>> Start

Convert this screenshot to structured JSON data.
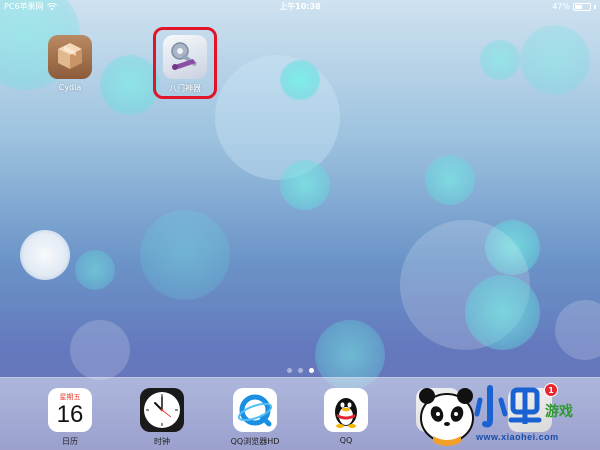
{
  "status_bar": {
    "carrier": "PC6苹果网",
    "time": "上午10:38",
    "battery_percent_text": "47%",
    "battery_level": 0.47
  },
  "home_apps": [
    {
      "label": "Cydia",
      "icon": "cydia-box-icon"
    },
    {
      "label": "八门神器",
      "icon": "key-wrench-icon"
    }
  ],
  "page_indicator": {
    "pages": 3,
    "current": 3
  },
  "dock_apps": [
    {
      "label": "日历",
      "icon": "calendar-icon",
      "weekday": "星期五",
      "day": "16"
    },
    {
      "label": "时钟",
      "icon": "clock-icon"
    },
    {
      "label": "QQ浏览器HD",
      "icon": "qq-browser-icon"
    },
    {
      "label": "QQ",
      "icon": "qq-penguin-icon"
    },
    {
      "label": "",
      "icon": "app-icon",
      "badge": "1"
    }
  ],
  "watermark": {
    "logo_text": "小黑游戏",
    "url": "www.xiaohei.com"
  },
  "colors": {
    "highlight": "#e0152a",
    "badge": "#e8262e",
    "calendar_red": "#e23b2b"
  }
}
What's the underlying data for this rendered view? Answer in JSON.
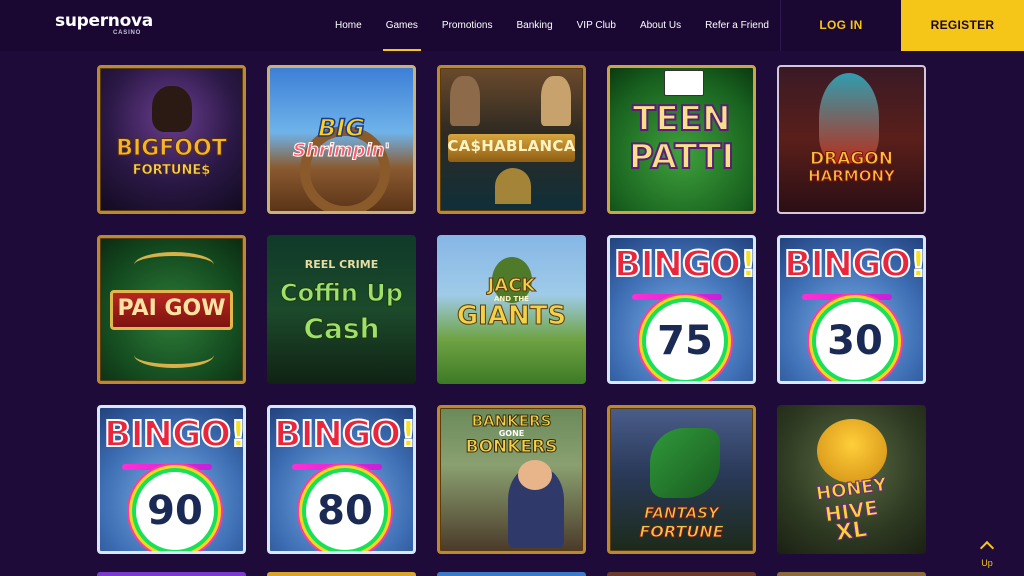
{
  "brand": {
    "name": "supernova",
    "sub": "CASINO"
  },
  "nav": [
    {
      "label": "Home",
      "active": false
    },
    {
      "label": "Games",
      "active": true
    },
    {
      "label": "Promotions",
      "active": false
    },
    {
      "label": "Banking",
      "active": false
    },
    {
      "label": "VIP Club",
      "active": false
    },
    {
      "label": "About Us",
      "active": false
    },
    {
      "label": "Refer a Friend",
      "active": false
    }
  ],
  "auth": {
    "login": "LOG IN",
    "register": "REGISTER"
  },
  "games": [
    {
      "line1": "BIGFOOT",
      "line2": "FORTUNE$"
    },
    {
      "line1": "BIG",
      "line2": "Shrimpin'"
    },
    {
      "line1": "CA$HABLANCA"
    },
    {
      "line1": "TEEN",
      "line2": "PATTI"
    },
    {
      "line1": "DRAGON",
      "line2": "HARMONY"
    },
    {
      "line1": "PAI GOW"
    },
    {
      "line0": "REEL CRIME",
      "line1": "Coffin Up",
      "line2": "Cash"
    },
    {
      "line1": "JACK",
      "line2": "AND THE",
      "line3": "GIANTS"
    },
    {
      "word": "BINGO",
      "bang": "!",
      "number": "75"
    },
    {
      "word": "BINGO",
      "bang": "!",
      "number": "30"
    },
    {
      "word": "BINGO",
      "bang": "!",
      "number": "90"
    },
    {
      "word": "BINGO",
      "bang": "!",
      "number": "80"
    },
    {
      "line1": "BANKERS",
      "line2": "GONE",
      "line3": "BONKERS"
    },
    {
      "line1": "FANTASY",
      "line2": "FORTUNE"
    },
    {
      "line1": "HONEY",
      "line2": "HIVE",
      "line3": "XL"
    }
  ],
  "scroll_up": {
    "label": "Up"
  },
  "colors": {
    "accent": "#f5c518",
    "background": "#1f0b3a",
    "header": "#1a0833"
  }
}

>> End

To do – Reproduce exactly and only the lines from the line that contains "What's the underlying" to the end of the data above, both ends included. No pictures go in the copy.

Reply –
What's the underlying data for this rendered view? Answer in JSON.
{
  "brand": {
    "name": "supernova",
    "sub": "CASINO"
  },
  "nav": [
    {
      "label": "Home",
      "active": false
    },
    {
      "label": "Games",
      "active": true
    },
    {
      "label": "Promotions",
      "active": false
    },
    {
      "label": "Banking",
      "active": false
    },
    {
      "label": "VIP Club",
      "active": false
    },
    {
      "label": "About Us",
      "active": false
    },
    {
      "label": "Refer a Friend",
      "active": false
    }
  ],
  "auth": {
    "login": "LOG IN",
    "register": "REGISTER"
  },
  "games": [
    {
      "line1": "BIGFOOT",
      "line2": "FORTUNE$"
    },
    {
      "line1": "BIG",
      "line2": "Shrimpin'"
    },
    {
      "line1": "CA$HABLANCA"
    },
    {
      "line1": "TEEN",
      "line2": "PATTI"
    },
    {
      "line1": "DRAGON",
      "line2": "HARMONY"
    },
    {
      "line1": "PAI GOW"
    },
    {
      "line0": "REEL CRIME",
      "line1": "Coffin Up",
      "line2": "Cash"
    },
    {
      "line1": "JACK",
      "line2": "AND THE",
      "line3": "GIANTS"
    },
    {
      "word": "BINGO",
      "bang": "!",
      "number": "75"
    },
    {
      "word": "BINGO",
      "bang": "!",
      "number": "30"
    },
    {
      "word": "BINGO",
      "bang": "!",
      "number": "90"
    },
    {
      "word": "BINGO",
      "bang": "!",
      "number": "80"
    },
    {
      "line1": "BANKERS",
      "line2": "GONE",
      "line3": "BONKERS"
    },
    {
      "line1": "FANTASY",
      "line2": "FORTUNE"
    },
    {
      "line1": "HONEY",
      "line2": "HIVE",
      "line3": "XL"
    }
  ],
  "scroll_up": {
    "label": "Up"
  },
  "colors": {
    "accent": "#f5c518",
    "background": "#1f0b3a",
    "header": "#1a0833"
  }
}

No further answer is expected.